Provided data
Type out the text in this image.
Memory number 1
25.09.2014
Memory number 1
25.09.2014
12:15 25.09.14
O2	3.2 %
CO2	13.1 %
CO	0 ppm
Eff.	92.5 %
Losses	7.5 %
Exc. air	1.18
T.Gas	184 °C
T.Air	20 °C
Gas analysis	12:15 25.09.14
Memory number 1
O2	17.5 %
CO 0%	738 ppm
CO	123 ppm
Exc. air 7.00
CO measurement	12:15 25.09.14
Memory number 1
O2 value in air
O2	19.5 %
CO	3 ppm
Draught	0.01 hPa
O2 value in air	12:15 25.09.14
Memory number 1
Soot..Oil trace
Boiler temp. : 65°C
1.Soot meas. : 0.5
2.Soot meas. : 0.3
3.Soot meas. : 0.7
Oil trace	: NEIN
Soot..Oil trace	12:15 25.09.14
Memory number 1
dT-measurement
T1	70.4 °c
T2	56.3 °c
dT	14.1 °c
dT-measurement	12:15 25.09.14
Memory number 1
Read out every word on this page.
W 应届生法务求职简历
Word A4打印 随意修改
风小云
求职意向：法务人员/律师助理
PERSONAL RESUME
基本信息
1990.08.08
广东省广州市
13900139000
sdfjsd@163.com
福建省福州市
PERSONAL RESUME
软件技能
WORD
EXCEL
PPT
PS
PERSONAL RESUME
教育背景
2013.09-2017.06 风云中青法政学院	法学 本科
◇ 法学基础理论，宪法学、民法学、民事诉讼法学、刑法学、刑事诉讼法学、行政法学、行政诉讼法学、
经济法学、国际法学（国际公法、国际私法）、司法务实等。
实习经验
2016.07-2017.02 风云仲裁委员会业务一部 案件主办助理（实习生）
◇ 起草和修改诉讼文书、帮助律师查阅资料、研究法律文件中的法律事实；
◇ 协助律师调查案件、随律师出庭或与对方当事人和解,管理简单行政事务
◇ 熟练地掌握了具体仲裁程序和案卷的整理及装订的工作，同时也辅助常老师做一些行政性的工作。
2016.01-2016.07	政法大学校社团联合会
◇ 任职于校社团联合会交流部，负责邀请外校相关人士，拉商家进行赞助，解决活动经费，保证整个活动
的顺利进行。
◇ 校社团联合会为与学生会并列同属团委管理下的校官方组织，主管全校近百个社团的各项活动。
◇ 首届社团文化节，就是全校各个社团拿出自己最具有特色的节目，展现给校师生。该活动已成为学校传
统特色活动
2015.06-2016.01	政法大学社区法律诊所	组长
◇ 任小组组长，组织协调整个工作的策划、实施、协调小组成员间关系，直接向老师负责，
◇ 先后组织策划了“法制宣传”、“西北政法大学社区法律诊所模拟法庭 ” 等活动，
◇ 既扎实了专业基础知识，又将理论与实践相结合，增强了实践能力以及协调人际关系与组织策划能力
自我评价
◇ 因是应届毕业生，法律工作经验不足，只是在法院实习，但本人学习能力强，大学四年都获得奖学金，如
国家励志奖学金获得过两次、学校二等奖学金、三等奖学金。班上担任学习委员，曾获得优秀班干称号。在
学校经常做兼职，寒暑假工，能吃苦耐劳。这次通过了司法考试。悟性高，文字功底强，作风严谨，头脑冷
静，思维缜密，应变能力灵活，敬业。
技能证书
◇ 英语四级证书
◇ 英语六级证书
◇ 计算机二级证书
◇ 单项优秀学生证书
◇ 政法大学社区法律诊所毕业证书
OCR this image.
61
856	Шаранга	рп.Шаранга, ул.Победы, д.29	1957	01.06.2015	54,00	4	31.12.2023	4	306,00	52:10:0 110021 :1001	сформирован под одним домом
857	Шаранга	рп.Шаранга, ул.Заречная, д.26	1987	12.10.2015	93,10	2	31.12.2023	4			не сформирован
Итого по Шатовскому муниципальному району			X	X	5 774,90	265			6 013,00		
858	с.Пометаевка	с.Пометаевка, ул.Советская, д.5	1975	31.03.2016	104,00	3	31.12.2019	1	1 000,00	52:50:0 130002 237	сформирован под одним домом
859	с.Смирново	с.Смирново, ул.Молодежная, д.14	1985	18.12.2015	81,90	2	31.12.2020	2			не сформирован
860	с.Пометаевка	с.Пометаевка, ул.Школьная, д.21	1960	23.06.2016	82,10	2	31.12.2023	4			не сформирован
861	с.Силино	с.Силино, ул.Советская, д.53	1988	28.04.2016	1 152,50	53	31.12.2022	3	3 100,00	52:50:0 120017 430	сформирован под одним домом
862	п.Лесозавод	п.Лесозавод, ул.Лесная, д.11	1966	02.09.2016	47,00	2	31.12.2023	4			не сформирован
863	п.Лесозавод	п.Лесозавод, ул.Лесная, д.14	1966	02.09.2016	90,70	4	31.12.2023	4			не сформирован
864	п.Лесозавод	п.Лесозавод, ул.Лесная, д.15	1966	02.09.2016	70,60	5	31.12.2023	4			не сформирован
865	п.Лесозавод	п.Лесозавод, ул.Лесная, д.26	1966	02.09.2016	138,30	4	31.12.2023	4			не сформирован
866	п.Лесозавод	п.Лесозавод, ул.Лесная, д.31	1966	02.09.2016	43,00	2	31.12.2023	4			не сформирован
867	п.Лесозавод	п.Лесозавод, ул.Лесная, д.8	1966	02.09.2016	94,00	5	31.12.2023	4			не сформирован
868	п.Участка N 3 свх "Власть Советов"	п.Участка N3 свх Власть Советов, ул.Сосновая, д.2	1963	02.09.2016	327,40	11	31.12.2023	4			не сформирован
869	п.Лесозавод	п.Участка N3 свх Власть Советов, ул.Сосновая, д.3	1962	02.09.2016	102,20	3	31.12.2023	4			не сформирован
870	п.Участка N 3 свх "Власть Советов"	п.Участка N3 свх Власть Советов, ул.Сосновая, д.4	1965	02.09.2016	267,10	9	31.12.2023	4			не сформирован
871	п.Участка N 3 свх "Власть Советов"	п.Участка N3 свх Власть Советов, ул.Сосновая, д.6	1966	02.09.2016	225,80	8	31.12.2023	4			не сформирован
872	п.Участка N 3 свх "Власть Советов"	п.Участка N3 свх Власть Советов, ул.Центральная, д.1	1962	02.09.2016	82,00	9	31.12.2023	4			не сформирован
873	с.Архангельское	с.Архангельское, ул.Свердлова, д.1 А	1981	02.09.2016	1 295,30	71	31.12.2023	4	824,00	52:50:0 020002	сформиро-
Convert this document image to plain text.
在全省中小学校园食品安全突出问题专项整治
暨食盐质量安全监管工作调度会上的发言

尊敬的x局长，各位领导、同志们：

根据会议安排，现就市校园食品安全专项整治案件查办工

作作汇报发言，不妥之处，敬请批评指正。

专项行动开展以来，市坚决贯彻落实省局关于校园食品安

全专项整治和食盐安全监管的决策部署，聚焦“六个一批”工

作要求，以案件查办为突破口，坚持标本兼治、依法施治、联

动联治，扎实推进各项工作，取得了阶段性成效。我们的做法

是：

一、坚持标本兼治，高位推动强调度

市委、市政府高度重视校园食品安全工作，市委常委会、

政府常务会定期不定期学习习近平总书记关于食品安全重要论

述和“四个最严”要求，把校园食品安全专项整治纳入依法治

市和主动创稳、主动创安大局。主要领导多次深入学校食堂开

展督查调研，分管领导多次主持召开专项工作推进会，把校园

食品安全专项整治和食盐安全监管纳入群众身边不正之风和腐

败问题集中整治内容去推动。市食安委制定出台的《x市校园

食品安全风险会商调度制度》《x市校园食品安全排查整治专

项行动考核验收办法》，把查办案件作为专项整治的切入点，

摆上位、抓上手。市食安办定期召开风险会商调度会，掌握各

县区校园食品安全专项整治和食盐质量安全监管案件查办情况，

Aim of the task
The word "домом" may appear on some lines of these records; state how many such lines there are, and nothing else.

Written answer
3